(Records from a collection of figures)
## begin

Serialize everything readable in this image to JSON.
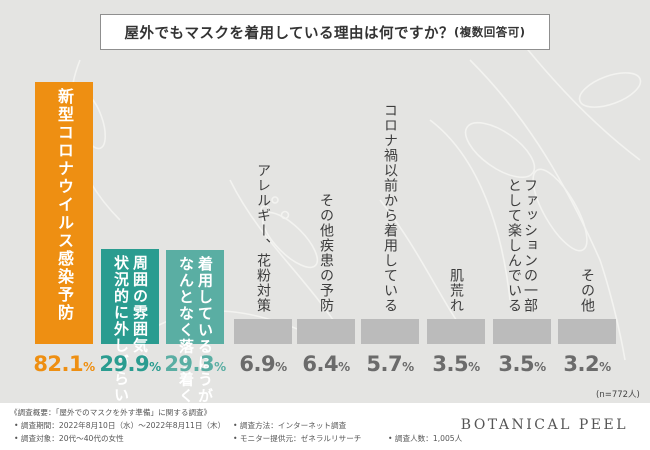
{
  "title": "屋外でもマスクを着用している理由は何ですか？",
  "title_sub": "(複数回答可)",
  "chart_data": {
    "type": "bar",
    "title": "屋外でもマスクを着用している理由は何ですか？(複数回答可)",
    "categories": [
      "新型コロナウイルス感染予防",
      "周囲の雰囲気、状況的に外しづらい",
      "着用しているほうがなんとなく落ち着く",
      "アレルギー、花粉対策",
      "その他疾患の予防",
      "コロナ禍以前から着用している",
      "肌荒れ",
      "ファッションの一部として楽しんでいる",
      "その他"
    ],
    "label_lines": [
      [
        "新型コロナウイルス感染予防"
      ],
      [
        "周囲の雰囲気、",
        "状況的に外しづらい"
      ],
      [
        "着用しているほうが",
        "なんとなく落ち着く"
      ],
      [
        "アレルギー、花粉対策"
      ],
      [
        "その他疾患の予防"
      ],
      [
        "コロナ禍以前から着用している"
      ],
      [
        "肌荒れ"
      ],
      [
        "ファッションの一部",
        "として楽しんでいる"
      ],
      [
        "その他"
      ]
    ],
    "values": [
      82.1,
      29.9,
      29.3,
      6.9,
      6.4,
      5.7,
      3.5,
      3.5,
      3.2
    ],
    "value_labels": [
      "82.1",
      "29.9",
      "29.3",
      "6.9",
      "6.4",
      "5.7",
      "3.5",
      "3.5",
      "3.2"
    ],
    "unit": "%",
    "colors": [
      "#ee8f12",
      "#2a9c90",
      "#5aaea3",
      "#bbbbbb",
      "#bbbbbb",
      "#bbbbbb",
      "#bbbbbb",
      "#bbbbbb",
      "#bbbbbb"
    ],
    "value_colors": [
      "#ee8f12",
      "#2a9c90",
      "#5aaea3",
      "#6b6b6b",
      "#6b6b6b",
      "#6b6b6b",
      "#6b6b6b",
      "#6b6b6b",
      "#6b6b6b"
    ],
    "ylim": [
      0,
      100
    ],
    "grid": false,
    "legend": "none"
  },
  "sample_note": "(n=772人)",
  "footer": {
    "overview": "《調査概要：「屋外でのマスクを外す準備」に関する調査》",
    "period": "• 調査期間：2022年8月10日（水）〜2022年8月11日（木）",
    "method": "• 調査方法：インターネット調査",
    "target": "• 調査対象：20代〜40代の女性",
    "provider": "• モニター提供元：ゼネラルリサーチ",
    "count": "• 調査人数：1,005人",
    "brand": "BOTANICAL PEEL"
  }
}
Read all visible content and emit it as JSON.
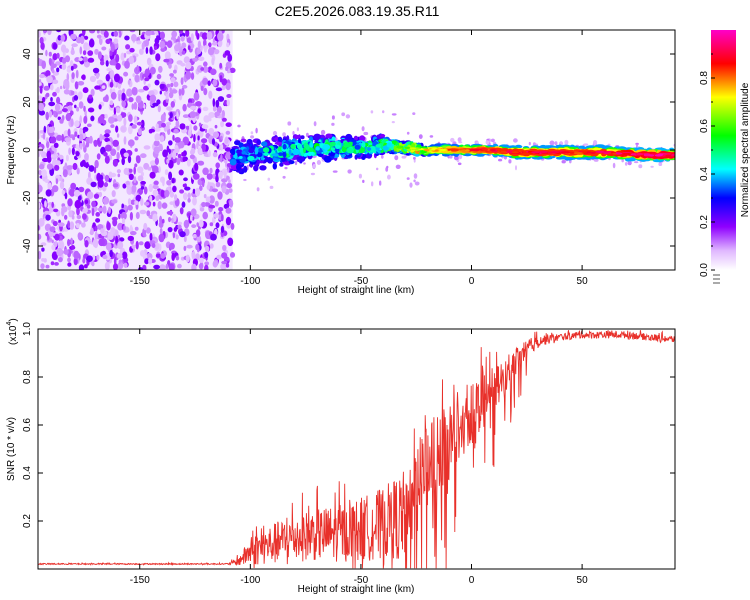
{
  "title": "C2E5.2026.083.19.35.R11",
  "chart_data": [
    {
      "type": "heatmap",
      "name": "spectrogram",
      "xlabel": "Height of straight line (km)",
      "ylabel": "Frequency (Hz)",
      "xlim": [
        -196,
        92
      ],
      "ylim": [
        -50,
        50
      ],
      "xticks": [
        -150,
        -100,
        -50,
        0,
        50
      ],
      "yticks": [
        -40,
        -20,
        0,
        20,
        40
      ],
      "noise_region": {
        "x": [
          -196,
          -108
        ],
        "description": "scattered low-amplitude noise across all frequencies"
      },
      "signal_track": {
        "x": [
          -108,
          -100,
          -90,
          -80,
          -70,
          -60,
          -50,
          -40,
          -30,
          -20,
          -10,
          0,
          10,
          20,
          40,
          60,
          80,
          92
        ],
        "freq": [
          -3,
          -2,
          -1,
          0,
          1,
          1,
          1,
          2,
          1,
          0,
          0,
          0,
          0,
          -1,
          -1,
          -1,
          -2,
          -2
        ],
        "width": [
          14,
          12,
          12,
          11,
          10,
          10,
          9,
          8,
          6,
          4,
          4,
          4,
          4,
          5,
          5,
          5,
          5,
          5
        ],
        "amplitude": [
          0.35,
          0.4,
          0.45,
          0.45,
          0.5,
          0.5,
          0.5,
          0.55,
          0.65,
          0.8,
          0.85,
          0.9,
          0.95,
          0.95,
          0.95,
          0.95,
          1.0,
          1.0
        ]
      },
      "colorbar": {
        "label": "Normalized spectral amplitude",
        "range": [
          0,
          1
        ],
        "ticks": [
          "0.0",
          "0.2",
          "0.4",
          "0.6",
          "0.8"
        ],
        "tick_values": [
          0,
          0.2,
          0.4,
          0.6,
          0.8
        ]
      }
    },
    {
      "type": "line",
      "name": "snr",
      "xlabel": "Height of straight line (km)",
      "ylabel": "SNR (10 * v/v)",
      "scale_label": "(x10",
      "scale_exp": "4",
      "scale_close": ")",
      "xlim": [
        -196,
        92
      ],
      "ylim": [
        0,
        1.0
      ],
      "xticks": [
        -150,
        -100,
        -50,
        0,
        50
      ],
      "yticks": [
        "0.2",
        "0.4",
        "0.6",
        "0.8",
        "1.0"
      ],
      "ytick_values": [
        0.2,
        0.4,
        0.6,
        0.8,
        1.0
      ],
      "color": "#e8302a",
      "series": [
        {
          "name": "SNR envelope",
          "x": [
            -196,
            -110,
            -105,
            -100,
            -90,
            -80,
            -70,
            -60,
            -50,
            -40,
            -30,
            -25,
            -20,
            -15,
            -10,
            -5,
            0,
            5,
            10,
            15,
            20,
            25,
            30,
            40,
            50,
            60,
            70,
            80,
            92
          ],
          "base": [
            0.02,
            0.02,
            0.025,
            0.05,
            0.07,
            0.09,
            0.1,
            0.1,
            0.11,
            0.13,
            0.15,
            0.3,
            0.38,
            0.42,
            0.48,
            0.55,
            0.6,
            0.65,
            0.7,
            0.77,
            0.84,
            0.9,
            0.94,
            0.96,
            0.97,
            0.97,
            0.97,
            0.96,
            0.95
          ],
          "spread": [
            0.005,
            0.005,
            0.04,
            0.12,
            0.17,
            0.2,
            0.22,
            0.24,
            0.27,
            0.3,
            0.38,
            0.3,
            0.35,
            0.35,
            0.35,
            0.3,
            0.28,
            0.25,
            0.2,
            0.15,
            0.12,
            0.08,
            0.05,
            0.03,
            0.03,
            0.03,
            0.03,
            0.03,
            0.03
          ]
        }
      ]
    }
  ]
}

## end

> [PROBLEM DETAILS]: From the entries above, select each line containing the string "ylabel".

> [RIGHT ANSWER]:
      "ylabel": "Frequency (Hz)",
      "ylabel": "SNR (10 * v/v)",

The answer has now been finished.